* Begin ENTRIES SUPPLIED *

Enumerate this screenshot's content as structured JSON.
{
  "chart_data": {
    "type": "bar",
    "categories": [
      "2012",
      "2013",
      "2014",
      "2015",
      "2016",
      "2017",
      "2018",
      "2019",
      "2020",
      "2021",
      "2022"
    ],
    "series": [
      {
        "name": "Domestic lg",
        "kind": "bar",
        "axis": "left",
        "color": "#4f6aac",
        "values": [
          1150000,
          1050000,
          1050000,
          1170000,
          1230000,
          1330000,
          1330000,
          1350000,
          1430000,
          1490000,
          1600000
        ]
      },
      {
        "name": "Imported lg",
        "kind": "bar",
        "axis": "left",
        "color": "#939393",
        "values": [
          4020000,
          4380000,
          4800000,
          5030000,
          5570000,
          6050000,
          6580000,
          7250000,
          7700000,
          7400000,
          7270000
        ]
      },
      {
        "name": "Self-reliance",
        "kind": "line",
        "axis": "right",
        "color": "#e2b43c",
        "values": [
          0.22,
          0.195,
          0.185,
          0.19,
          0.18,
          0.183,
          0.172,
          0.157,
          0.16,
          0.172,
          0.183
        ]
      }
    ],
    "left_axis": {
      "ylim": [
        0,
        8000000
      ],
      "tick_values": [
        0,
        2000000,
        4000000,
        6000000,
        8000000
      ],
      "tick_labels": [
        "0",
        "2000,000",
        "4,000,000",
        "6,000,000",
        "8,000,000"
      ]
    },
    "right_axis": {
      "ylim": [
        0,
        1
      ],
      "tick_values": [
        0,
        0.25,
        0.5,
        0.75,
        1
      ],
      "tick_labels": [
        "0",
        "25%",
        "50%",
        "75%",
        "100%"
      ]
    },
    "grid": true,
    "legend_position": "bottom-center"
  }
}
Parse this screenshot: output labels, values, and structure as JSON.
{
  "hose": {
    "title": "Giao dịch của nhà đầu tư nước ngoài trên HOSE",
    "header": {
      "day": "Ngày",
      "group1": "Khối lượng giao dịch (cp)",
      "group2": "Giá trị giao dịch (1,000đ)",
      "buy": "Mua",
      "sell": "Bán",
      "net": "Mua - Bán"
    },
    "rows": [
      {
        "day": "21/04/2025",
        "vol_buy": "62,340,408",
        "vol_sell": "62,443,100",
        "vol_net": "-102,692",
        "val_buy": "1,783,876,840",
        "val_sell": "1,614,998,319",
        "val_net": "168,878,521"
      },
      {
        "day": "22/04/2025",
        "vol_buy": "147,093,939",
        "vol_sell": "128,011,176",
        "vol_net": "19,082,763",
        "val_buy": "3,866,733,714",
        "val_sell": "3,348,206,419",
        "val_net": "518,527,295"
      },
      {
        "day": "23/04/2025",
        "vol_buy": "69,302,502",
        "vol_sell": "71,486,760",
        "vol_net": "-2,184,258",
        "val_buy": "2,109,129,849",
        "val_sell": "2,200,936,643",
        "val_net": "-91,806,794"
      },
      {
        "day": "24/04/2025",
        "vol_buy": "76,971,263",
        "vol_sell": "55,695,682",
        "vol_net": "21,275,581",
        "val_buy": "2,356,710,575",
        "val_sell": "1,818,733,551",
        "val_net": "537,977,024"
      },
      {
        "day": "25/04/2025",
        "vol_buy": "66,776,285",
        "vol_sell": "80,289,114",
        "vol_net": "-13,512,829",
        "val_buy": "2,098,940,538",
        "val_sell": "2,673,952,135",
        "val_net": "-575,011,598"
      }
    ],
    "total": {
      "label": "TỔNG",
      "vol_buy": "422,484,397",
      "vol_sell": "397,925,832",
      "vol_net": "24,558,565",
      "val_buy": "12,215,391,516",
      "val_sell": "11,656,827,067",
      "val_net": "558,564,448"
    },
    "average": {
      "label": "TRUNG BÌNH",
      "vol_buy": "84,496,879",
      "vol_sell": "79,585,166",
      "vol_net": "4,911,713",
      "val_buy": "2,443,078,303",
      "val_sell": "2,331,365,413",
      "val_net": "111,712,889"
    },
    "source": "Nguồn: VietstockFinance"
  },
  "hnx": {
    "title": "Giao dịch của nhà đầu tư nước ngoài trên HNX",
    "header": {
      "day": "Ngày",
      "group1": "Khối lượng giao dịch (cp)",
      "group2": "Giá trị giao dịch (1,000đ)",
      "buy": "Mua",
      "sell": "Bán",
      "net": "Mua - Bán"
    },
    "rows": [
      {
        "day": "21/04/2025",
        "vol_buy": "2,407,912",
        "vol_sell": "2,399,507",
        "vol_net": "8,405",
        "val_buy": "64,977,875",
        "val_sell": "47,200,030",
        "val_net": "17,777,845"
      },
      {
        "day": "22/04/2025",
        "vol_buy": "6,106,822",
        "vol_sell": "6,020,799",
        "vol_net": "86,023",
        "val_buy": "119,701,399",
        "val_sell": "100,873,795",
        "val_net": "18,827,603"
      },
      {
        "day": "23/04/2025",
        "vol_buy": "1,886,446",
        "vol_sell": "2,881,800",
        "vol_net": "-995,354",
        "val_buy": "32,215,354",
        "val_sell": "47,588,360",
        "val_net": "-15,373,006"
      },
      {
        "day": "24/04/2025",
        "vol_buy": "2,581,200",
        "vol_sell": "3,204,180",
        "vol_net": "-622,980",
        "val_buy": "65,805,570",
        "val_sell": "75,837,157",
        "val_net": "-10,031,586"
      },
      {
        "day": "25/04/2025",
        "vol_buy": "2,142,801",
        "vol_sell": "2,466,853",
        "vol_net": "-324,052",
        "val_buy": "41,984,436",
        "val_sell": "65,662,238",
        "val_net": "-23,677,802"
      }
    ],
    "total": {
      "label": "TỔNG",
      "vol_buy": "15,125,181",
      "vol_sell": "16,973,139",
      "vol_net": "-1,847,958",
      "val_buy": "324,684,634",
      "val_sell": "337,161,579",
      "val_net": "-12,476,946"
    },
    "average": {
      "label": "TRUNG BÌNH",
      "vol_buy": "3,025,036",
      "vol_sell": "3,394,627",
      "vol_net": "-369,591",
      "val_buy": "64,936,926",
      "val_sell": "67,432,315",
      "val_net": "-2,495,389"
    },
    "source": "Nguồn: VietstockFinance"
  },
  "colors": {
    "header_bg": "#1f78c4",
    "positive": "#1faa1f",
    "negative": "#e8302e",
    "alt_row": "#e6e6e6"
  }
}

* End ENTRIES SUPPLIED *

WHAT IS EXPECTED:
Nothing should be left out: repeat all of the data exactly.

RESULT OF THIS EXERCISE:
Enumerate this screenshot's content as structured JSON.
{
  "chart_data": {
    "type": "bar",
    "categories": [
      "2012",
      "2013",
      "2014",
      "2015",
      "2016",
      "2017",
      "2018",
      "2019",
      "2020",
      "2021",
      "2022"
    ],
    "series": [
      {
        "name": "Domestic lg",
        "kind": "bar",
        "axis": "left",
        "color": "#4f6aac",
        "values": [
          1150000,
          1050000,
          1050000,
          1170000,
          1230000,
          1330000,
          1330000,
          1350000,
          1430000,
          1490000,
          1600000
        ]
      },
      {
        "name": "Imported lg",
        "kind": "bar",
        "axis": "left",
        "color": "#939393",
        "values": [
          4020000,
          4380000,
          4800000,
          5030000,
          5570000,
          6050000,
          6580000,
          7250000,
          7700000,
          7400000,
          7270000
        ]
      },
      {
        "name": "Self-reliance",
        "kind": "line",
        "axis": "right",
        "color": "#e2b43c",
        "values": [
          0.22,
          0.195,
          0.185,
          0.19,
          0.18,
          0.183,
          0.172,
          0.157,
          0.16,
          0.172,
          0.183
        ]
      }
    ],
    "left_axis": {
      "ylim": [
        0,
        8000000
      ],
      "tick_values": [
        0,
        2000000,
        4000000,
        6000000,
        8000000
      ],
      "tick_labels": [
        "0",
        "2000,000",
        "4,000,000",
        "6,000,000",
        "8,000,000"
      ]
    },
    "right_axis": {
      "ylim": [
        0,
        1
      ],
      "tick_values": [
        0,
        0.25,
        0.5,
        0.75,
        1
      ],
      "tick_labels": [
        "0",
        "25%",
        "50%",
        "75%",
        "100%"
      ]
    },
    "grid": true,
    "legend_position": "bottom-center"
  }
}
Parse this screenshot: output labels, values, and structure as JSON.
{
  "hose": {
    "title": "Giao dịch của nhà đầu tư nước ngoài trên HOSE",
    "header": {
      "day": "Ngày",
      "group1": "Khối lượng giao dịch (cp)",
      "group2": "Giá trị giao dịch (1,000đ)",
      "buy": "Mua",
      "sell": "Bán",
      "net": "Mua - Bán"
    },
    "rows": [
      {
        "day": "21/04/2025",
        "vol_buy": "62,340,408",
        "vol_sell": "62,443,100",
        "vol_net": "-102,692",
        "val_buy": "1,783,876,840",
        "val_sell": "1,614,998,319",
        "val_net": "168,878,521"
      },
      {
        "day": "22/04/2025",
        "vol_buy": "147,093,939",
        "vol_sell": "128,011,176",
        "vol_net": "19,082,763",
        "val_buy": "3,866,733,714",
        "val_sell": "3,348,206,419",
        "val_net": "518,527,295"
      },
      {
        "day": "23/04/2025",
        "vol_buy": "69,302,502",
        "vol_sell": "71,486,760",
        "vol_net": "-2,184,258",
        "val_buy": "2,109,129,849",
        "val_sell": "2,200,936,643",
        "val_net": "-91,806,794"
      },
      {
        "day": "24/04/2025",
        "vol_buy": "76,971,263",
        "vol_sell": "55,695,682",
        "vol_net": "21,275,581",
        "val_buy": "2,356,710,575",
        "val_sell": "1,818,733,551",
        "val_net": "537,977,024"
      },
      {
        "day": "25/04/2025",
        "vol_buy": "66,776,285",
        "vol_sell": "80,289,114",
        "vol_net": "-13,512,829",
        "val_buy": "2,098,940,538",
        "val_sell": "2,673,952,135",
        "val_net": "-575,011,598"
      }
    ],
    "total": {
      "label": "TỔNG",
      "vol_buy": "422,484,397",
      "vol_sell": "397,925,832",
      "vol_net": "24,558,565",
      "val_buy": "12,215,391,516",
      "val_sell": "11,656,827,067",
      "val_net": "558,564,448"
    },
    "average": {
      "label": "TRUNG BÌNH",
      "vol_buy": "84,496,879",
      "vol_sell": "79,585,166",
      "vol_net": "4,911,713",
      "val_buy": "2,443,078,303",
      "val_sell": "2,331,365,413",
      "val_net": "111,712,889"
    },
    "source": "Nguồn: VietstockFinance"
  },
  "hnx": {
    "title": "Giao dịch của nhà đầu tư nước ngoài trên HNX",
    "header": {
      "day": "Ngày",
      "group1": "Khối lượng giao dịch (cp)",
      "group2": "Giá trị giao dịch (1,000đ)",
      "buy": "Mua",
      "sell": "Bán",
      "net": "Mua - Bán"
    },
    "rows": [
      {
        "day": "21/04/2025",
        "vol_buy": "2,407,912",
        "vol_sell": "2,399,507",
        "vol_net": "8,405",
        "val_buy": "64,977,875",
        "val_sell": "47,200,030",
        "val_net": "17,777,845"
      },
      {
        "day": "22/04/2025",
        "vol_buy": "6,106,822",
        "vol_sell": "6,020,799",
        "vol_net": "86,023",
        "val_buy": "119,701,399",
        "val_sell": "100,873,795",
        "val_net": "18,827,603"
      },
      {
        "day": "23/04/2025",
        "vol_buy": "1,886,446",
        "vol_sell": "2,881,800",
        "vol_net": "-995,354",
        "val_buy": "32,215,354",
        "val_sell": "47,588,360",
        "val_net": "-15,373,006"
      },
      {
        "day": "24/04/2025",
        "vol_buy": "2,581,200",
        "vol_sell": "3,204,180",
        "vol_net": "-622,980",
        "val_buy": "65,805,570",
        "val_sell": "75,837,157",
        "val_net": "-10,031,586"
      },
      {
        "day": "25/04/2025",
        "vol_buy": "2,142,801",
        "vol_sell": "2,466,853",
        "vol_net": "-324,052",
        "val_buy": "41,984,436",
        "val_sell": "65,662,238",
        "val_net": "-23,677,802"
      }
    ],
    "total": {
      "label": "TỔNG",
      "vol_buy": "15,125,181",
      "vol_sell": "16,973,139",
      "vol_net": "-1,847,958",
      "val_buy": "324,684,634",
      "val_sell": "337,161,579",
      "val_net": "-12,476,946"
    },
    "average": {
      "label": "TRUNG BÌNH",
      "vol_buy": "3,025,036",
      "vol_sell": "3,394,627",
      "vol_net": "-369,591",
      "val_buy": "64,936,926",
      "val_sell": "67,432,315",
      "val_net": "-2,495,389"
    },
    "source": "Nguồn: VietstockFinance"
  },
  "colors": {
    "header_bg": "#1f78c4",
    "positive": "#1faa1f",
    "negative": "#e8302e",
    "alt_row": "#e6e6e6"
  }
}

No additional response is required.